* Given data *
>> START

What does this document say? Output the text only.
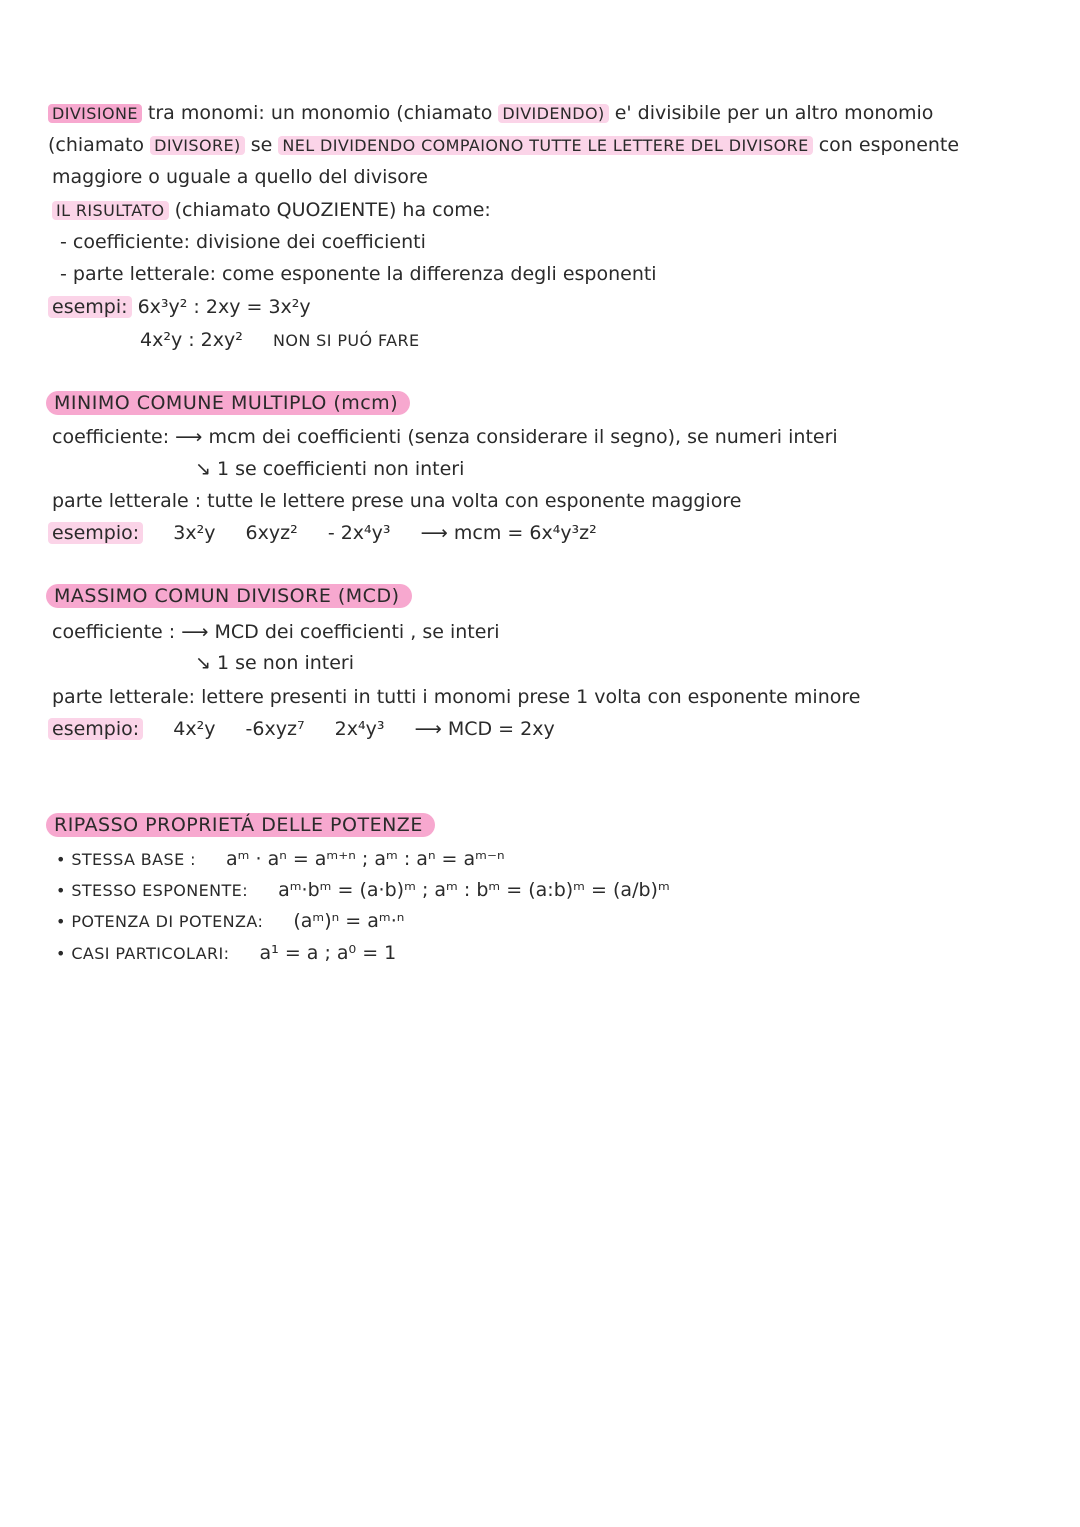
DIVISIONE tra monomi: un monomio (chiamato DIVIDENDO) e' divisibile per un altro monomio
(chiamato DIVISORE) se NEL DIVIDENDO COMPAIONO TUTTE LE LETTERE DEL DIVISORE con esponente
maggiore o uguale a quello del divisore
IL RISULTATO (chiamato QUOZIENTE) ha come:
- coefficiente: divisione dei coefficienti
- parte letterale: come esponente la differenza degli esponenti
esempi: 6x³y² : 2xy = 3x²y
4x²y : 2xy² NON SI PUÓ FARE
MINIMO COMUNE MULTIPLO (mcm)
coefficiente: ⟶ mcm dei coefficienti (senza considerare il segno), se numeri interi
↘ 1 se coefficienti non interi
parte letterale : tutte le lettere prese una volta con esponente maggiore
esempio: 3x²y 6xyz² - 2x⁴y³ ⟶ mcm = 6x⁴y³z²
MASSIMO COMUN DIVISORE (MCD)
coefficiente : ⟶ MCD dei coefficienti , se interi
↘ 1 se non interi
parte letterale: lettere presenti in tutti i monomi prese 1 volta con esponente minore
esempio: 4x²y -6xyz⁷ 2x⁴y³ ⟶ MCD = 2xy
RIPASSO PROPRIETÁ DELLE POTENZE
• STESSA BASE : aᵐ · aⁿ = aᵐ⁺ⁿ ; aᵐ : aⁿ = aᵐ⁻ⁿ
• STESSO ESPONENTE: aᵐ·bᵐ = (a·b)ᵐ ; aᵐ : bᵐ = (a:b)ᵐ = (a/b)ᵐ
• POTENZA DI POTENZA: (aᵐ)ⁿ = aᵐ·ⁿ
• CASI PARTICOLARI: a¹ = a ; a⁰ = 1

>> END

* Work to be completed *
Find the lines containing "coefficiente" and pull them out.

* Output for this exercise *
- coefficiente: divisione dei coefficienti
coefficiente: ⟶ mcm dei coefficienti (senza considerare il segno), se numeri interi
coefficiente : ⟶ MCD dei coefficienti , se interi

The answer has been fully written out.